━━━ DATASET RECORDS
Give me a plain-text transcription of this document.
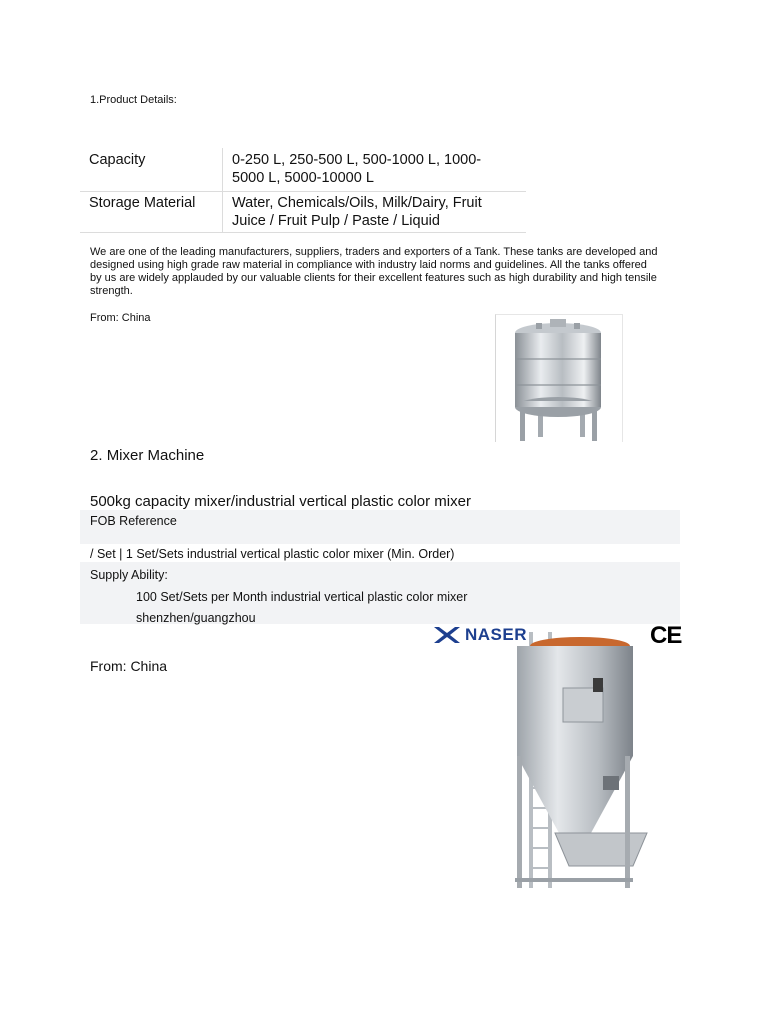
1.Product Details:
Capacity	0-250 L, 250-500 L, 500-1000 L, 1000-
5000 L, 5000-10000 L
Storage Material	Water, Chemicals/Oils, Milk/Dairy, Fruit
Juice / Fruit Pulp / Paste / Liquid
We are one of the leading manufacturers, suppliers, traders and exporters of a Tank. These tanks are developed and
designed using high grade raw material in compliance with industry laid norms and guidelines. All the tanks offered
by us are widely applauded by our valuable clients for their excellent features such as high durability and high tensile
strength.
From: China
2. Mixer Machine
500kg capacity mixer/industrial vertical plastic color mixer
FOB Reference
/ Set | 1 Set/Sets industrial vertical plastic color mixer (Min. Order)
Supply Ability:
100 Set/Sets per Month industrial vertical plastic color mixer
shenzhen/guangzhou
From: China
NASER	CE
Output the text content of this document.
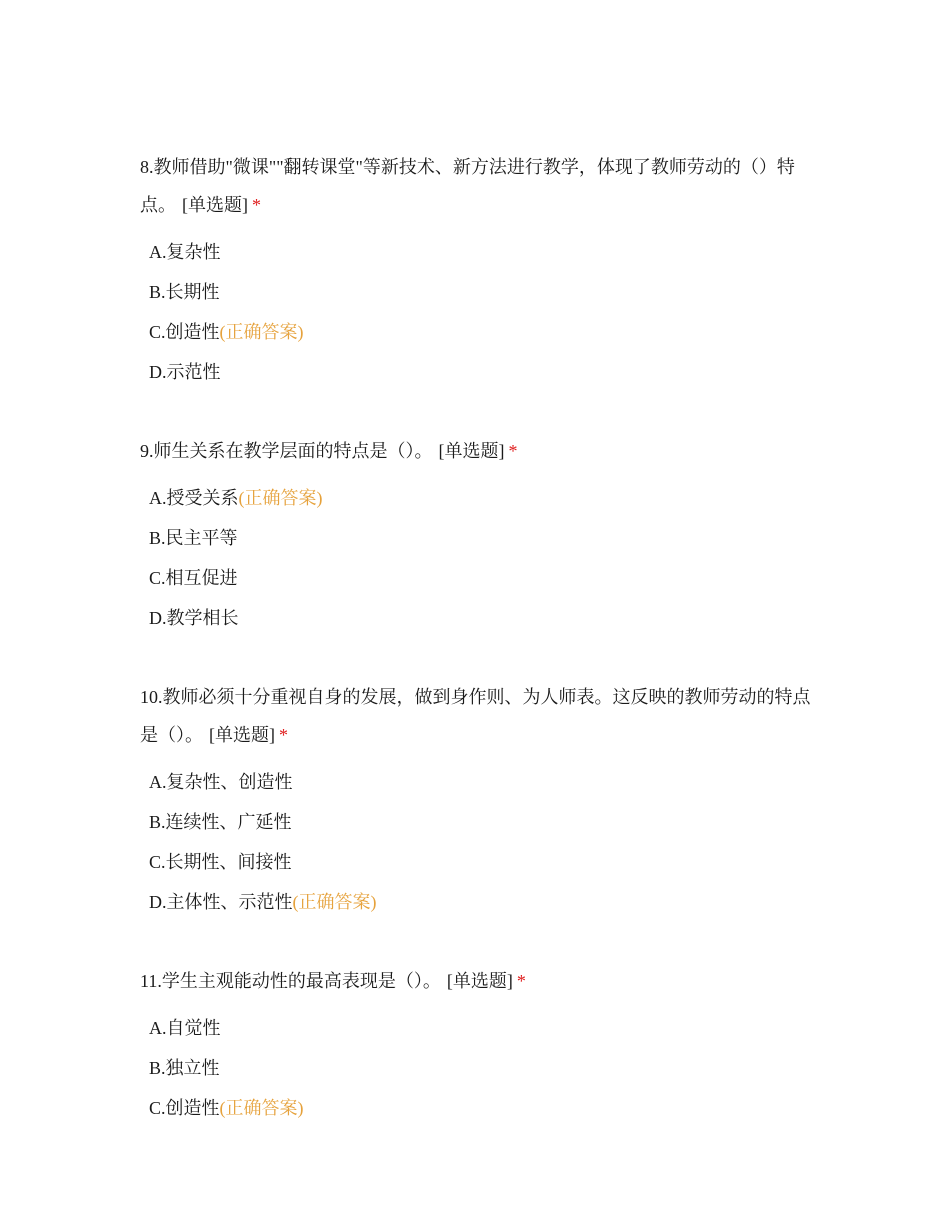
8.教师借助"微课""翻转课堂"等新技术、新方法进行教学，体现了教师劳动的（）特点。 [单选题] *

A.复杂性
B.长期性
C.创造性(正确答案)
D.示范性

9.师生关系在教学层面的特点是（）。 [单选题] *

A.授受关系(正确答案)
B.民主平等
C.相互促进
D.教学相长

10.教师必须十分重视自身的发展，做到身作则、为人师表。这反映的教师劳动的特点是（）。 [单选题] *

A.复杂性、创造性
B.连续性、广延性
C.长期性、间接性
D.主体性、示范性(正确答案)

11.学生主观能动性的最高表现是（）。 [单选题] *

A.自觉性
B.独立性
C.创造性(正确答案)
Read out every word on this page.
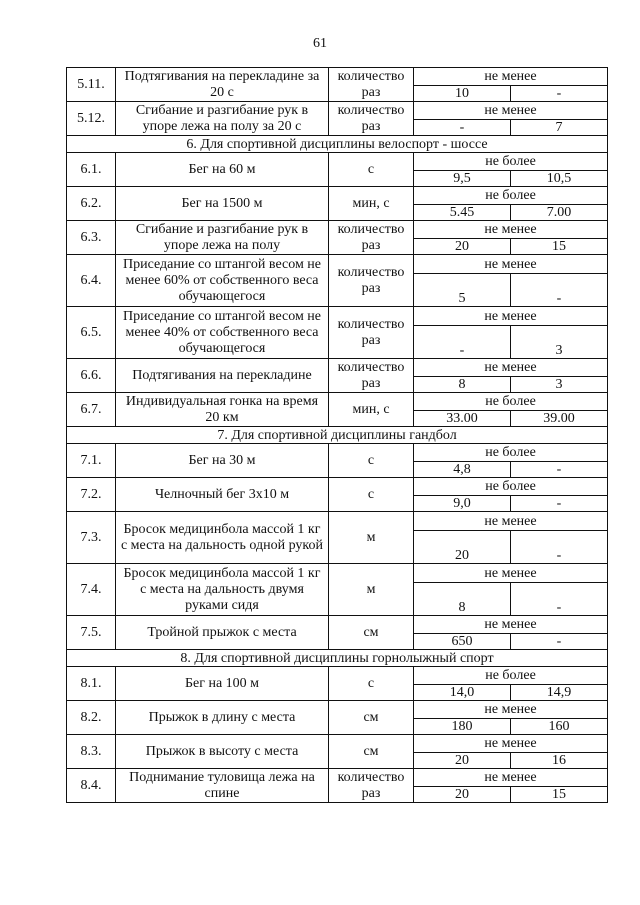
61
5.11.	Подтягивания на перекладине за 20 с	количество раз	не менее	
			10	-
5.12.	Сгибание и разгибание рук в упоре лежа на полу за 20 с	количество раз	не менее	
			-	7
6. Для спортивной дисциплины велоспорт - шоссе				
6.1.	Бег на 60 м	с	не более	
			9,5	10,5
6.2.	Бег на 1500 м	мин, с	не более	
			5.45	7.00
6.3.	Сгибание и разгибание рук в упоре лежа на полу	количество раз	не менее	
			20	15
6.4.	Приседание со штангой весом не менее 60% от собственного веса обучающегося	количество раз	не менее	
			5	-
6.5.	Приседание со штангой весом не менее 40% от собственного веса обучающегося	количество раз	не менее	
			-	3
6.6.	Подтягивания на перекладине	количество раз	не менее	
			8	3
6.7.	Индивидуальная гонка на время 20 км	мин, с	не более	
			33.00	39.00
7. Для спортивной дисциплины гандбол				
7.1.	Бег на 30 м	с	не более	
			4,8	-
7.2.	Челночный бег 3х10 м	с	не более	
			9,0	-
7.3.	Бросок медицинбола массой 1 кг с места на дальность одной рукой	м	не менее	
			20	-
7.4.	Бросок медицинбола массой 1 кг с места на дальность двумя руками сидя	м	не менее	
			8	-
7.5.	Тройной прыжок с места	см	не менее	
			650	-
8. Для спортивной дисциплины горнолыжный спорт				
8.1.	Бег на 100 м	с	не более	
			14,0	14,9
8.2.	Прыжок в длину с места	см	не менее	
			180	160
8.3.	Прыжок в высоту с места	см	не менее	
			20	16
8.4.	Поднимание туловища лежа на спине	количество раз	не менее	
			20	15
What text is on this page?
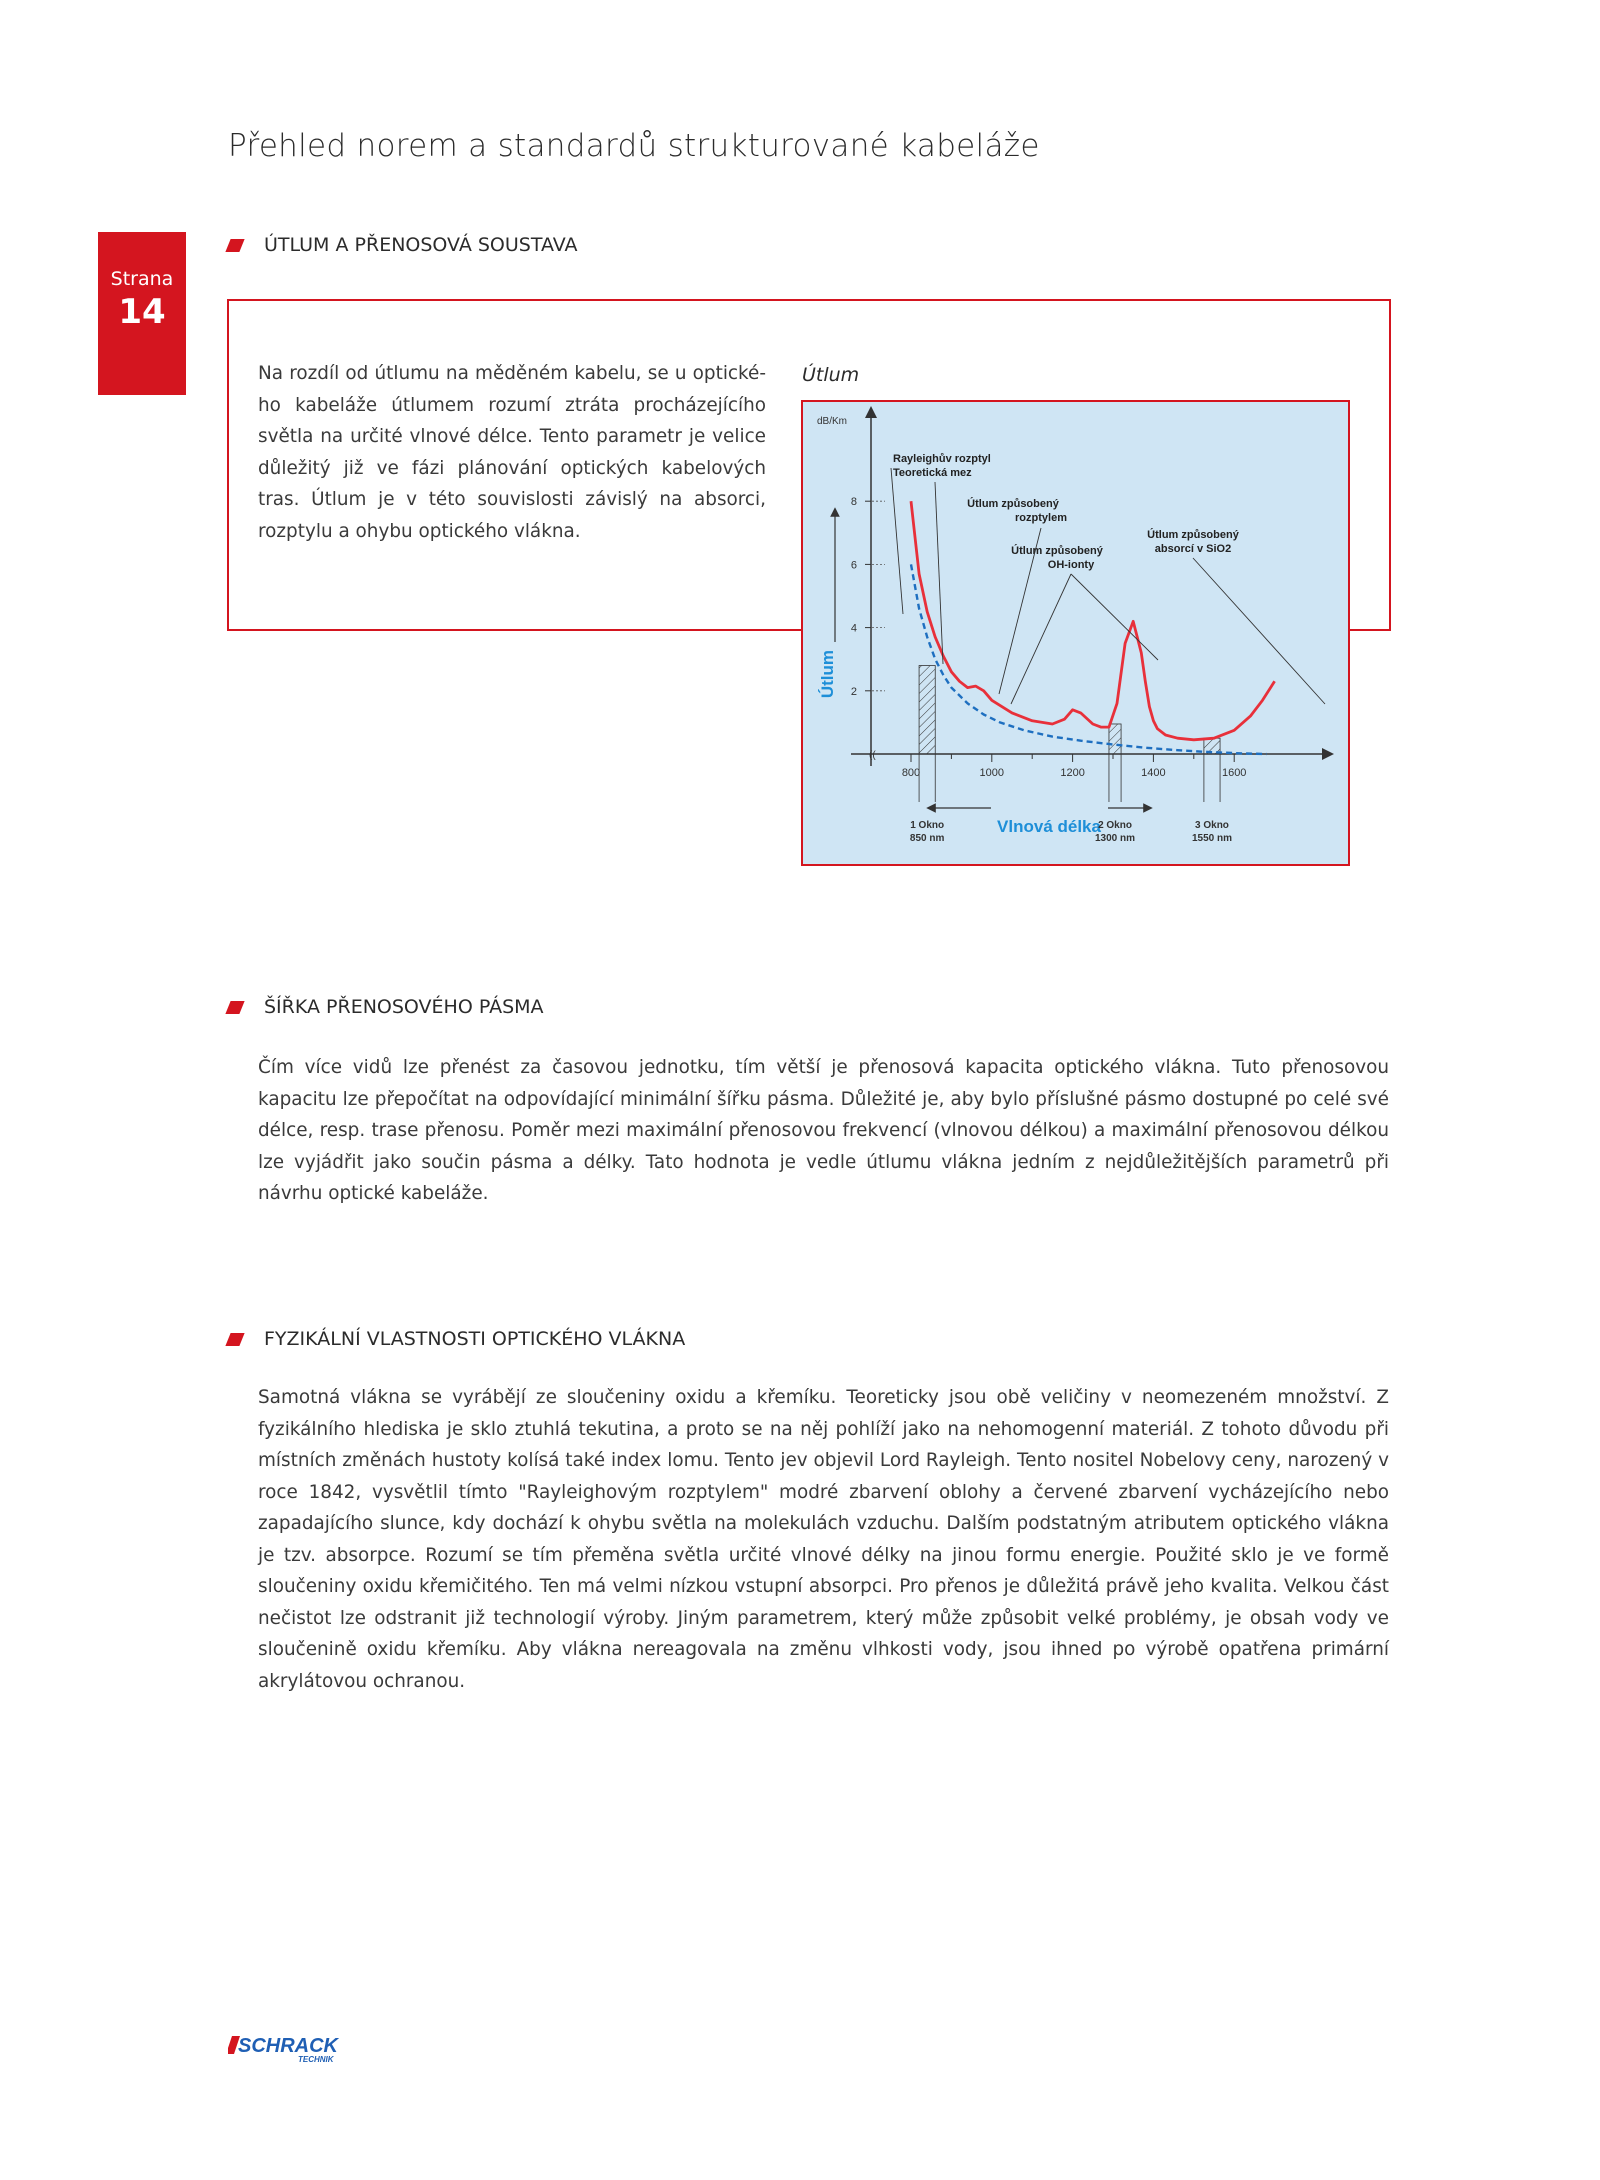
Přehled norem a standardů strukturované kabeláže
Strana
14
ÚTLUM A PŘENOSOVÁ SOUSTAVA

Na rozdíl od útlumu na měděném kabelu, se u optické-ho kabeláže útlumem rozumí ztráta procházejícího světla na určité vlnové délce. Tento parametr je velice důležitý již ve fázi plánování optických kabelových tras. Útlum je v této souvislosti závislý na absorci, rozptylu a ohybu optického vlákna.

Útlum
dB/Km
Útlum 2
4
6
8
((
800	1000	1200	1400	1600
Vlnová délka
1 Okno
850 nm
2 Okno
1300 nm
3 Okno
1550 nm
Rayleighův rozptyl
Teoretická mez
Útlum způsobený
rozptylem
Útlum způsobený
OH-ionty
Útlum způsobený
absorcí v SiO2
ŠÍŘKA PŘENOSOVÉHO PÁSMA

Čím více vidů lze přenést za časovou jednotku, tím větší je přenosová kapacita optického vlákna. Tuto přenosovou kapacitu lze přepočítat na odpovídající minimální šířku pásma. Důležité je, aby bylo příslušné pásmo dostupné po celé své délce, resp. trase přenosu. Poměr mezi maximální přenosovou frekvencí (vlnovou délkou) a maximální přenosovou délkou lze vyjádřit jako součin pásma a délky. Tato hodnota je vedle útlumu vlákna jedním z nejdůležitějších parametrů při návrhu optické kabeláže.

FYZIKÁLNÍ VLASTNOSTI OPTICKÉHO VLÁKNA

Samotná vlákna se vyrábějí ze sloučeniny oxidu a křemíku. Teoreticky jsou obě veličiny v neomezeném množství. Z fyzikálního hlediska je sklo ztuhlá tekutina, a proto se na něj pohlíží jako na nehomogenní materiál. Z tohoto důvodu při místních změnách hustoty kolísá také index lomu. Tento jev objevil Lord Rayleigh. Tento nositel Nobelovy ceny, narozený v roce 1842, vysvětlil tímto "Rayleighovým rozptylem" modré zbarvení oblohy a červené zbarvení vycházejícího nebo zapadajícího slunce, kdy dochází k ohybu světla na molekulách vzduchu. Dalším podstatným atributem optického vlákna je tzv. absorpce. Rozumí se tím přeměna světla určité vlnové délky na jinou formu energie. Použité sklo je ve formě sloučeniny oxidu křemičitého. Ten má velmi nízkou vstupní absorpci. Pro přenos je důležitá právě jeho kvalita. Velkou část nečistot lze odstranit již technologií výroby. Jiným parametrem, který může způsobit velké problémy, je obsah vody ve sloučenině oxidu křemíku. Aby vlákna nereagovala na změnu vlhkosti vody, jsou ihned po výrobě opatřena primární akrylátovou ochranou.

SCHRACK
TECHNIK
━━━━━━
-- DIRECTIONS FOR THIS TASK --
Each line above that includes "určité" counts once; state the total and nothing more.

-- OUTPUT --
2